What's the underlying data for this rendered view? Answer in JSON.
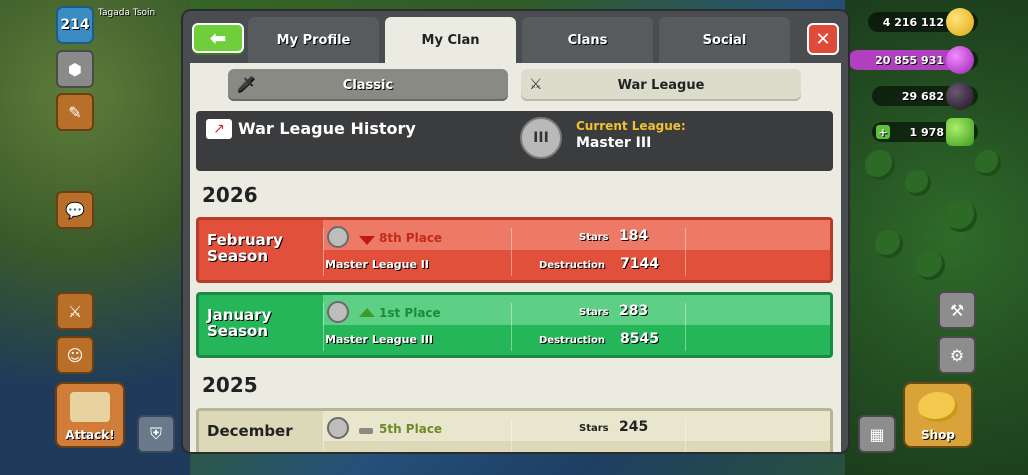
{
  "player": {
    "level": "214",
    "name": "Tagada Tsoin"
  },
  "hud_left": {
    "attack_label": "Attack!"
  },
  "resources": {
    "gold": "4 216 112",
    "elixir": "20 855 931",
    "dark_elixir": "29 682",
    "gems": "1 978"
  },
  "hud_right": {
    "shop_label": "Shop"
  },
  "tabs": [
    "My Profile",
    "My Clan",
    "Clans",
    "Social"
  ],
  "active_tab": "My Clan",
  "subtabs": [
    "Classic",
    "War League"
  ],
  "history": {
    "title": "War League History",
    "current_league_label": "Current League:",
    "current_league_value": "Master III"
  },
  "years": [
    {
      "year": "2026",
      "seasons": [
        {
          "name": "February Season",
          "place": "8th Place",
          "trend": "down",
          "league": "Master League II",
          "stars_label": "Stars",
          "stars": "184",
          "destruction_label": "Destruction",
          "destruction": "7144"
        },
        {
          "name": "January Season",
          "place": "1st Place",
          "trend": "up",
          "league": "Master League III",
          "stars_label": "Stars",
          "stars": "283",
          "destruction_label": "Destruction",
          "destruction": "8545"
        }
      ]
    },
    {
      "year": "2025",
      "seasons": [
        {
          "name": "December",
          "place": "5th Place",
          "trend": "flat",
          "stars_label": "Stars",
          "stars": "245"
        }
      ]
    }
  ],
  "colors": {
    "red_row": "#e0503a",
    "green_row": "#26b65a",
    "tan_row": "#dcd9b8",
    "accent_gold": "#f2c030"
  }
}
--
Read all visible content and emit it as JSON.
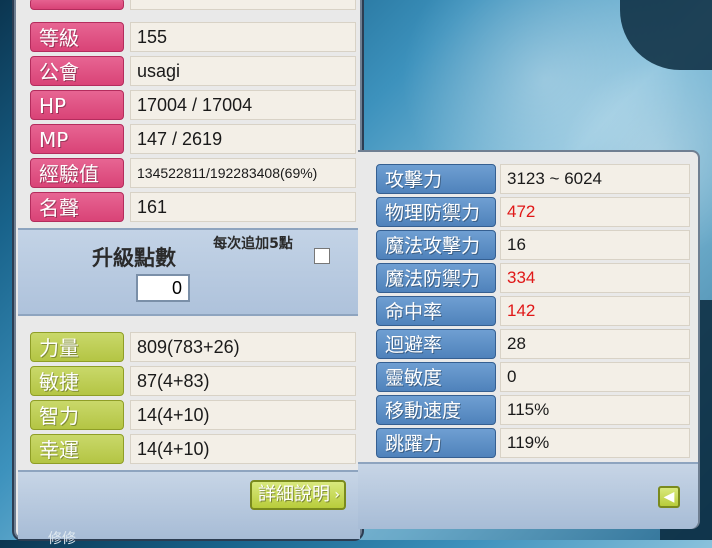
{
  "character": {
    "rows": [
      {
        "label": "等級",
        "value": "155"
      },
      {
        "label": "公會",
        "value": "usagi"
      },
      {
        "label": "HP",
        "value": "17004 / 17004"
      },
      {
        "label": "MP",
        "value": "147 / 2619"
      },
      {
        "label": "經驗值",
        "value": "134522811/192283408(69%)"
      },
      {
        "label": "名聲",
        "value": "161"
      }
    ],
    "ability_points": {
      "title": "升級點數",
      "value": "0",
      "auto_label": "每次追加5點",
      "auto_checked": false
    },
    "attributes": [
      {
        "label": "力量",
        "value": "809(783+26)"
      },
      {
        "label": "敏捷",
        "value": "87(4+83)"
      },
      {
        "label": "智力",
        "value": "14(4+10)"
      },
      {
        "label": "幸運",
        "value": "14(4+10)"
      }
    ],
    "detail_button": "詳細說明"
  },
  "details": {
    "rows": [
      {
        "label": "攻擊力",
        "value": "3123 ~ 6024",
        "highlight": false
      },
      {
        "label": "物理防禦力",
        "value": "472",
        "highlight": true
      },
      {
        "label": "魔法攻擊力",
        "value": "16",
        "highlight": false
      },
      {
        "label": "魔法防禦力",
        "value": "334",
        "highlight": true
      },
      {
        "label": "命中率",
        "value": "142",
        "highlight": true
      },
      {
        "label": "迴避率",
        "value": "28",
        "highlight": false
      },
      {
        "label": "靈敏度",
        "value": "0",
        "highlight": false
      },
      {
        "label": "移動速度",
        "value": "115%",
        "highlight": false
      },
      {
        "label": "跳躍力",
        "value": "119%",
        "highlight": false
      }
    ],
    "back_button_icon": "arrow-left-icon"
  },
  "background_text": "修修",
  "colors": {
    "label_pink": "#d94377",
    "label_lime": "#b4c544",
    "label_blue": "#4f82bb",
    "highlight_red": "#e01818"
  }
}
...
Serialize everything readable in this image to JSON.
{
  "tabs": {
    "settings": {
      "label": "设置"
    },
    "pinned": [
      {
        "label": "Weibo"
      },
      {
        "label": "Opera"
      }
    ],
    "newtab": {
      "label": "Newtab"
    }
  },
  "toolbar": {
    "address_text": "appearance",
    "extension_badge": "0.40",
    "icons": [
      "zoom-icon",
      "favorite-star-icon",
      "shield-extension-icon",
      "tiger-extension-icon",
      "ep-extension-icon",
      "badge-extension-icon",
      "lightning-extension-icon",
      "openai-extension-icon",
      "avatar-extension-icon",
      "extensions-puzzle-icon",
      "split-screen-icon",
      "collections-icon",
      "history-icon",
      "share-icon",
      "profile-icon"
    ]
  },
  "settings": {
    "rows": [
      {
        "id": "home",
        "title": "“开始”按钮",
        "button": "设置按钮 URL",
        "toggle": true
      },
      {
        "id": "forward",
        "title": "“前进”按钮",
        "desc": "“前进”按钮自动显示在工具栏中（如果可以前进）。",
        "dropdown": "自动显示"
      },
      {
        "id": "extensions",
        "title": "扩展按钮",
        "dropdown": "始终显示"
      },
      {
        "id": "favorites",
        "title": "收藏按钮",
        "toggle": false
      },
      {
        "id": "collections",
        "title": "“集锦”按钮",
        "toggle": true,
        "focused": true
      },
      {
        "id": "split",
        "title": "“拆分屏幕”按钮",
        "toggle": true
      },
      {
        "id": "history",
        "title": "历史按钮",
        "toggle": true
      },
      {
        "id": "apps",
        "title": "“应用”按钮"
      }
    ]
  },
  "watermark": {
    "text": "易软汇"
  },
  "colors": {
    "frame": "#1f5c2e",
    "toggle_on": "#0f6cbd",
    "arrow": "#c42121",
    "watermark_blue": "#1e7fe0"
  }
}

WHAT TO DO:
Pull out all lines from the entries above in which the word "title" appears.

WRITTEN ANSWER:
    "title": "War League History",
      "title": "升級點數",
        "title": "“开始”按钮",
        "title": "“前进”按钮",
        "title": "扩展按钮",
        "title": "收藏按钮",
        "title": "“集锦”按钮",
        "title": "“拆分屏幕”按钮",
        "title": "历史按钮",
        "title": "“应用”按钮"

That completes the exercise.